- [The exercise]
Return every record exactly as written.

- [The records]
== == ==

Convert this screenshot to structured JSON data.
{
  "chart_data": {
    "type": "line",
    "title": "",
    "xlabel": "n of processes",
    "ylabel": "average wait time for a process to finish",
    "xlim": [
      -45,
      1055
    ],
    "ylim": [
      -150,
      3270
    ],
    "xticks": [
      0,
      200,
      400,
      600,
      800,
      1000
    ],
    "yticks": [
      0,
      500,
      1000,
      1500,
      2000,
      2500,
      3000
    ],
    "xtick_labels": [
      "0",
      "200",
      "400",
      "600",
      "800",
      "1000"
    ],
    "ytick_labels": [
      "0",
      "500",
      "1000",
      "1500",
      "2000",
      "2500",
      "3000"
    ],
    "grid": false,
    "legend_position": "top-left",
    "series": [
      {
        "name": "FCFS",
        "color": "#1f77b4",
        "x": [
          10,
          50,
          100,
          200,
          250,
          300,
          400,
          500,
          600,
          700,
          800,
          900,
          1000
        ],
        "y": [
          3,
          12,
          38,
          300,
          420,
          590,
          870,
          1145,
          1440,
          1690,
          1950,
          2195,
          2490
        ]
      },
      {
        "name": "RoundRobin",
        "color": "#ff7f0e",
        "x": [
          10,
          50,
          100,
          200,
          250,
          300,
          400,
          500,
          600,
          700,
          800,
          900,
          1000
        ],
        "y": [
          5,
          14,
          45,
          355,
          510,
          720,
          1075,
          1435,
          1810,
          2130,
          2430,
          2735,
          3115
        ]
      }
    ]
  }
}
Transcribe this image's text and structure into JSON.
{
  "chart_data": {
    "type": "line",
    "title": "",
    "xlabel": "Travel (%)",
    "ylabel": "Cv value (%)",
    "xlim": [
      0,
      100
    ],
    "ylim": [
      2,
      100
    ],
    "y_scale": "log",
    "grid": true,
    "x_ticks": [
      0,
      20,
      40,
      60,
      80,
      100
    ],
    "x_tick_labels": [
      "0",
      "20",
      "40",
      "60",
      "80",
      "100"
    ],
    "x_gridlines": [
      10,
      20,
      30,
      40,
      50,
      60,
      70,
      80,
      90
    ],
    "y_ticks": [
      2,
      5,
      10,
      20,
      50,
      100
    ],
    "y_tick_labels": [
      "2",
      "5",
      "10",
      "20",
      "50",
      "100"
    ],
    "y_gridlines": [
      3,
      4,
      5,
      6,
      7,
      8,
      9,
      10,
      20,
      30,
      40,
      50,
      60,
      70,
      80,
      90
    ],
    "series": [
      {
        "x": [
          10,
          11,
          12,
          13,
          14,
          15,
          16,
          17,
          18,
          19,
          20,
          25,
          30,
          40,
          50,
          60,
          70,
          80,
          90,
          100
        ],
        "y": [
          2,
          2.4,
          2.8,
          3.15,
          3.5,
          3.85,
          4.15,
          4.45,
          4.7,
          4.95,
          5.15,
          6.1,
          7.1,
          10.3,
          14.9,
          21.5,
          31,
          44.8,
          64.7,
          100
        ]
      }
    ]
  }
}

== == ==

- [Task result]
Convert this screenshot to structured JSON data.
{
  "chart_data": {
    "type": "line",
    "title": "",
    "xlabel": "n of processes",
    "ylabel": "average wait time for a process to finish",
    "xlim": [
      -45,
      1055
    ],
    "ylim": [
      -150,
      3270
    ],
    "xticks": [
      0,
      200,
      400,
      600,
      800,
      1000
    ],
    "yticks": [
      0,
      500,
      1000,
      1500,
      2000,
      2500,
      3000
    ],
    "xtick_labels": [
      "0",
      "200",
      "400",
      "600",
      "800",
      "1000"
    ],
    "ytick_labels": [
      "0",
      "500",
      "1000",
      "1500",
      "2000",
      "2500",
      "3000"
    ],
    "grid": false,
    "legend_position": "top-left",
    "series": [
      {
        "name": "FCFS",
        "color": "#1f77b4",
        "x": [
          10,
          50,
          100,
          200,
          250,
          300,
          400,
          500,
          600,
          700,
          800,
          900,
          1000
        ],
        "y": [
          3,
          12,
          38,
          300,
          420,
          590,
          870,
          1145,
          1440,
          1690,
          1950,
          2195,
          2490
        ]
      },
      {
        "name": "RoundRobin",
        "color": "#ff7f0e",
        "x": [
          10,
          50,
          100,
          200,
          250,
          300,
          400,
          500,
          600,
          700,
          800,
          900,
          1000
        ],
        "y": [
          5,
          14,
          45,
          355,
          510,
          720,
          1075,
          1435,
          1810,
          2130,
          2430,
          2735,
          3115
        ]
      }
    ]
  }
}
Transcribe this image's text and structure into JSON.
{
  "chart_data": {
    "type": "line",
    "title": "",
    "xlabel": "Travel (%)",
    "ylabel": "Cv value (%)",
    "xlim": [
      0,
      100
    ],
    "ylim": [
      2,
      100
    ],
    "y_scale": "log",
    "grid": true,
    "x_ticks": [
      0,
      20,
      40,
      60,
      80,
      100
    ],
    "x_tick_labels": [
      "0",
      "20",
      "40",
      "60",
      "80",
      "100"
    ],
    "x_gridlines": [
      10,
      20,
      30,
      40,
      50,
      60,
      70,
      80,
      90
    ],
    "y_ticks": [
      2,
      5,
      10,
      20,
      50,
      100
    ],
    "y_tick_labels": [
      "2",
      "5",
      "10",
      "20",
      "50",
      "100"
    ],
    "y_gridlines": [
      3,
      4,
      5,
      6,
      7,
      8,
      9,
      10,
      20,
      30,
      40,
      50,
      60,
      70,
      80,
      90
    ],
    "series": [
      {
        "x": [
          10,
          11,
          12,
          13,
          14,
          15,
          16,
          17,
          18,
          19,
          20,
          25,
          30,
          40,
          50,
          60,
          70,
          80,
          90,
          100
        ],
        "y": [
          2,
          2.4,
          2.8,
          3.15,
          3.5,
          3.85,
          4.15,
          4.45,
          4.7,
          4.95,
          5.15,
          6.1,
          7.1,
          10.3,
          14.9,
          21.5,
          31,
          44.8,
          64.7,
          100
        ]
      }
    ]
  }
}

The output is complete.